■ **Exercise prompt**
Only the pictures are to be left out; set down the rest of the records exactly.

■ **Extracted records**
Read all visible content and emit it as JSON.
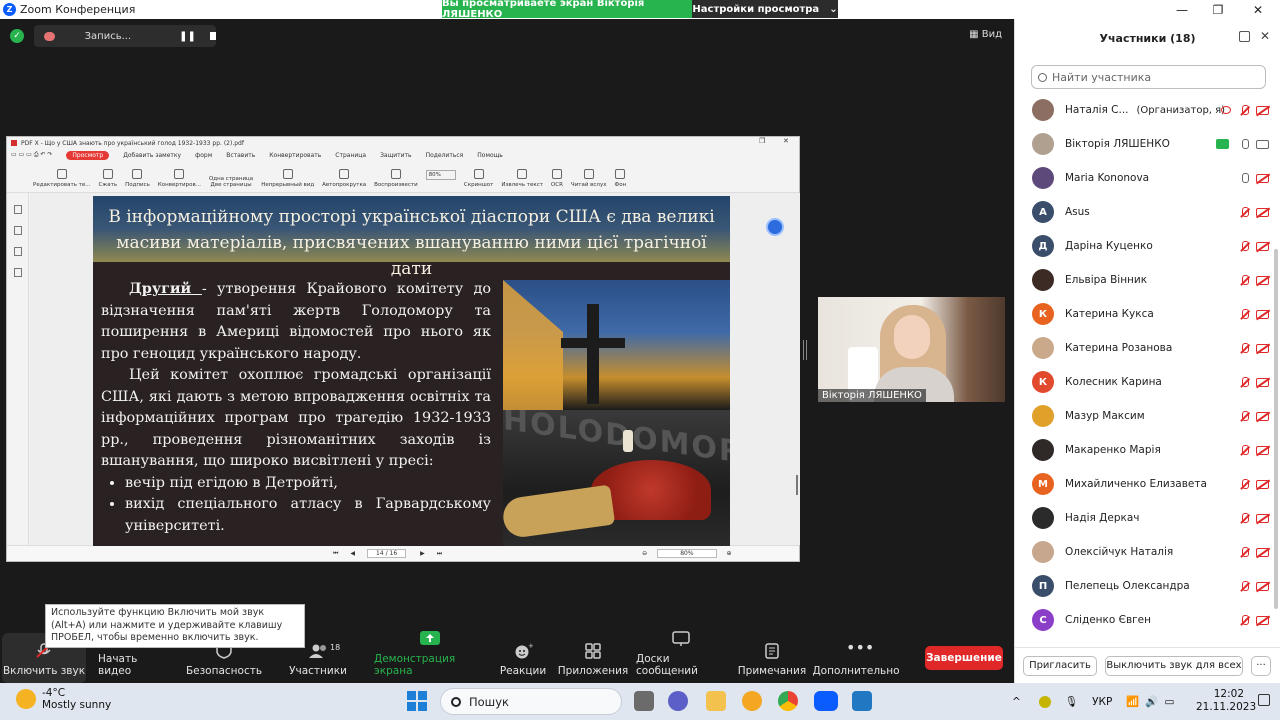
{
  "window": {
    "title": "Zoom Конференция",
    "minimize": "—",
    "maximize": "❐",
    "close": "✕"
  },
  "share_banner": {
    "viewing": "Вы просматриваете экран Вікторія ЛЯШЕНКО",
    "view_settings": "Настройки просмотра",
    "caret": "⌄"
  },
  "recording": {
    "label": "Запись...",
    "pause": "❚❚",
    "progress_ring": true
  },
  "view_button": "Вид",
  "pdf": {
    "title": "PDF X - Що у США знають про український голод 1932-1933 рр. (2).pdf",
    "menu": [
      "Просмотр",
      "Добавить заметку",
      "форм",
      "Вставить",
      "Конвертировать",
      "Страница",
      "Защитить",
      "Поделиться",
      "Помощь"
    ],
    "tools": [
      "Редактировать те...",
      "Сжать",
      "Подпись",
      "Конвертиров...",
      "Одна страница",
      "Две страницы",
      "Непрерывный вид",
      "Автопрокрутка",
      "Воспроизвести",
      "80%",
      "Скриншот",
      "Извлечь текст",
      "OCR",
      "Читай вслух",
      "Фон"
    ],
    "page_indicator": "14 / 16",
    "zoom": "80%"
  },
  "slide": {
    "header_line1": "В інформаційному просторі української діаспори США є два великі",
    "header_line2": "масиви матеріалів, присвячених вшануванню ними цієї трагічної дати",
    "lead_word": "Другий ",
    "para1": " - утворення Крайового комітету до відзначення пам'яті жертв Голодомору та поширення в Америці відомостей про нього як про геноцид українського народу.",
    "para2": "Цей комітет охоплює громадські організації США, які дають з метою впровадження освітніх та інформаційних програм про трагедію 1932-1933 рр., проведення різноманітних заходів із вшанування, що широко висвітлені у пресі:",
    "bullets": [
      "вечір під егідою  в Детройті,",
      "вихід спеціального атласу в Гарвардському університеті."
    ],
    "photo_text": "HOLODOMOR"
  },
  "video": {
    "name": "Вікторія ЛЯШЕНКО"
  },
  "participants": {
    "title": "Участники (18)",
    "search_placeholder": "Найти участника",
    "list": [
      {
        "name": "Наталія С...",
        "role": "(Организатор, я)",
        "initial": "",
        "color": "#8d6e63",
        "mic": "off",
        "cam": "off",
        "rec": true
      },
      {
        "name": "Вікторія ЛЯШЕНКО",
        "role": "",
        "initial": "",
        "color": "#b0a090",
        "mic": "on",
        "cam": "on",
        "share": true
      },
      {
        "name": "Maria Kononova",
        "role": "",
        "initial": "",
        "color": "#5d4a7a",
        "mic": "on",
        "cam": "off"
      },
      {
        "name": "Asus",
        "role": "",
        "initial": "A",
        "color": "#3a4d6b",
        "mic": "off",
        "cam": "off"
      },
      {
        "name": "Даріна Куценко",
        "role": "",
        "initial": "Д",
        "color": "#3a4d6b",
        "mic": "off",
        "cam": "off"
      },
      {
        "name": "Ельвіра Вінник",
        "role": "",
        "initial": "",
        "color": "#3b2b24",
        "mic": "off",
        "cam": "off"
      },
      {
        "name": "Катерина Кукса",
        "role": "",
        "initial": "К",
        "color": "#e8631f",
        "mic": "off",
        "cam": "off"
      },
      {
        "name": "Катерина Розанова",
        "role": "",
        "initial": "",
        "color": "#c9a98a",
        "mic": "off",
        "cam": "off"
      },
      {
        "name": "Колесник Карина",
        "role": "",
        "initial": "К",
        "color": "#e24a2d",
        "mic": "off",
        "cam": "off"
      },
      {
        "name": "Мазур Максим",
        "role": "",
        "initial": "",
        "color": "#e0a02a",
        "mic": "off",
        "cam": "off"
      },
      {
        "name": "Макаренко Марія",
        "role": "",
        "initial": "",
        "color": "#2f2a28",
        "mic": "off",
        "cam": "off"
      },
      {
        "name": "Михайличенко Елизавета",
        "role": "",
        "initial": "М",
        "color": "#e8631f",
        "mic": "off",
        "cam": "off"
      },
      {
        "name": "Надія Деркач",
        "role": "",
        "initial": "",
        "color": "#2b2b2b",
        "mic": "off",
        "cam": "off"
      },
      {
        "name": "Олексійчук Наталія",
        "role": "",
        "initial": "",
        "color": "#c8a78f",
        "mic": "off",
        "cam": "off"
      },
      {
        "name": "Пелепець Олександра",
        "role": "",
        "initial": "П",
        "color": "#3a4d6b",
        "mic": "off",
        "cam": "off"
      },
      {
        "name": "Сліденко Євген",
        "role": "",
        "initial": "С",
        "color": "#8b3fc8",
        "mic": "off",
        "cam": "off"
      }
    ],
    "invite": "Пригласить",
    "unmute_all": "Выключить звук для всех",
    "more": "···"
  },
  "toolbar": {
    "unmute": "Включить звук",
    "start_video": "Начать видео",
    "security": "Безопасность",
    "participants": "Участники",
    "participants_count": "18",
    "share": "Демонстрация экрана",
    "reactions": "Реакции",
    "apps": "Приложения",
    "whiteboards": "Доски сообщений",
    "notes": "Примечания",
    "more": "Дополнительно",
    "end": "Завершение",
    "caret": "^"
  },
  "tooltip": "Используйте функцию Включить мой звук (Alt+A) или нажмите и удерживайте клавишу ПРОБЕЛ, чтобы временно включить звук.",
  "taskbar": {
    "temp": "-4°C",
    "weather": "Mostly sunny",
    "search": "Пошук",
    "lang": "УКР",
    "time": "12:02",
    "date": "21.11.2023",
    "tray_caret": "^"
  },
  "colors": {
    "zoom_blue": "#0b5cff",
    "share_green": "#27b34d",
    "end_red": "#e02828",
    "muted_red": "#e02828"
  }
}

■ **Task result**
Read all visible content and emit it as JSON.
{
  "window": {
    "title": "Zoom Конференция",
    "minimize": "—",
    "maximize": "❐",
    "close": "✕"
  },
  "share_banner": {
    "viewing": "Вы просматриваете экран Вікторія ЛЯШЕНКО",
    "view_settings": "Настройки просмотра",
    "caret": "⌄"
  },
  "recording": {
    "label": "Запись...",
    "pause": "❚❚",
    "progress_ring": true
  },
  "view_button": "Вид",
  "pdf": {
    "title": "PDF X - Що у США знають про український голод 1932-1933 рр. (2).pdf",
    "menu": [
      "Просмотр",
      "Добавить заметку",
      "форм",
      "Вставить",
      "Конвертировать",
      "Страница",
      "Защитить",
      "Поделиться",
      "Помощь"
    ],
    "tools": [
      "Редактировать те...",
      "Сжать",
      "Подпись",
      "Конвертиров...",
      "Одна страница",
      "Две страницы",
      "Непрерывный вид",
      "Автопрокрутка",
      "Воспроизвести",
      "80%",
      "Скриншот",
      "Извлечь текст",
      "OCR",
      "Читай вслух",
      "Фон"
    ],
    "page_indicator": "14 / 16",
    "zoom": "80%"
  },
  "slide": {
    "header_line1": "В інформаційному просторі української діаспори США є два великі",
    "header_line2": "масиви матеріалів, присвячених вшануванню ними цієї трагічної дати",
    "lead_word": "Другий ",
    "para1": " - утворення Крайового комітету до відзначення пам'яті жертв Голодомору та поширення в Америці відомостей про нього як про геноцид українського народу.",
    "para2": "Цей комітет охоплює громадські організації США, які дають з метою впровадження освітніх та інформаційних програм про трагедію 1932-1933 рр., проведення різноманітних заходів із вшанування, що широко висвітлені у пресі:",
    "bullets": [
      "вечір під егідою  в Детройті,",
      "вихід спеціального атласу в Гарвардському університеті."
    ],
    "photo_text": "HOLODOMOR"
  },
  "video": {
    "name": "Вікторія ЛЯШЕНКО"
  },
  "participants": {
    "title": "Участники (18)",
    "search_placeholder": "Найти участника",
    "list": [
      {
        "name": "Наталія С...",
        "role": "(Организатор, я)",
        "initial": "",
        "color": "#8d6e63",
        "mic": "off",
        "cam": "off",
        "rec": true
      },
      {
        "name": "Вікторія ЛЯШЕНКО",
        "role": "",
        "initial": "",
        "color": "#b0a090",
        "mic": "on",
        "cam": "on",
        "share": true
      },
      {
        "name": "Maria Kononova",
        "role": "",
        "initial": "",
        "color": "#5d4a7a",
        "mic": "on",
        "cam": "off"
      },
      {
        "name": "Asus",
        "role": "",
        "initial": "A",
        "color": "#3a4d6b",
        "mic": "off",
        "cam": "off"
      },
      {
        "name": "Даріна Куценко",
        "role": "",
        "initial": "Д",
        "color": "#3a4d6b",
        "mic": "off",
        "cam": "off"
      },
      {
        "name": "Ельвіра Вінник",
        "role": "",
        "initial": "",
        "color": "#3b2b24",
        "mic": "off",
        "cam": "off"
      },
      {
        "name": "Катерина Кукса",
        "role": "",
        "initial": "К",
        "color": "#e8631f",
        "mic": "off",
        "cam": "off"
      },
      {
        "name": "Катерина Розанова",
        "role": "",
        "initial": "",
        "color": "#c9a98a",
        "mic": "off",
        "cam": "off"
      },
      {
        "name": "Колесник Карина",
        "role": "",
        "initial": "К",
        "color": "#e24a2d",
        "mic": "off",
        "cam": "off"
      },
      {
        "name": "Мазур Максим",
        "role": "",
        "initial": "",
        "color": "#e0a02a",
        "mic": "off",
        "cam": "off"
      },
      {
        "name": "Макаренко Марія",
        "role": "",
        "initial": "",
        "color": "#2f2a28",
        "mic": "off",
        "cam": "off"
      },
      {
        "name": "Михайличенко Елизавета",
        "role": "",
        "initial": "М",
        "color": "#e8631f",
        "mic": "off",
        "cam": "off"
      },
      {
        "name": "Надія Деркач",
        "role": "",
        "initial": "",
        "color": "#2b2b2b",
        "mic": "off",
        "cam": "off"
      },
      {
        "name": "Олексійчук Наталія",
        "role": "",
        "initial": "",
        "color": "#c8a78f",
        "mic": "off",
        "cam": "off"
      },
      {
        "name": "Пелепець Олександра",
        "role": "",
        "initial": "П",
        "color": "#3a4d6b",
        "mic": "off",
        "cam": "off"
      },
      {
        "name": "Сліденко Євген",
        "role": "",
        "initial": "С",
        "color": "#8b3fc8",
        "mic": "off",
        "cam": "off"
      }
    ],
    "invite": "Пригласить",
    "unmute_all": "Выключить звук для всех",
    "more": "···"
  },
  "toolbar": {
    "unmute": "Включить звук",
    "start_video": "Начать видео",
    "security": "Безопасность",
    "participants": "Участники",
    "participants_count": "18",
    "share": "Демонстрация экрана",
    "reactions": "Реакции",
    "apps": "Приложения",
    "whiteboards": "Доски сообщений",
    "notes": "Примечания",
    "more": "Дополнительно",
    "end": "Завершение",
    "caret": "^"
  },
  "tooltip": "Используйте функцию Включить мой звук (Alt+A) или нажмите и удерживайте клавишу ПРОБЕЛ, чтобы временно включить звук.",
  "taskbar": {
    "temp": "-4°C",
    "weather": "Mostly sunny",
    "search": "Пошук",
    "lang": "УКР",
    "time": "12:02",
    "date": "21.11.2023",
    "tray_caret": "^"
  },
  "colors": {
    "zoom_blue": "#0b5cff",
    "share_green": "#27b34d",
    "end_red": "#e02828",
    "muted_red": "#e02828"
  }
}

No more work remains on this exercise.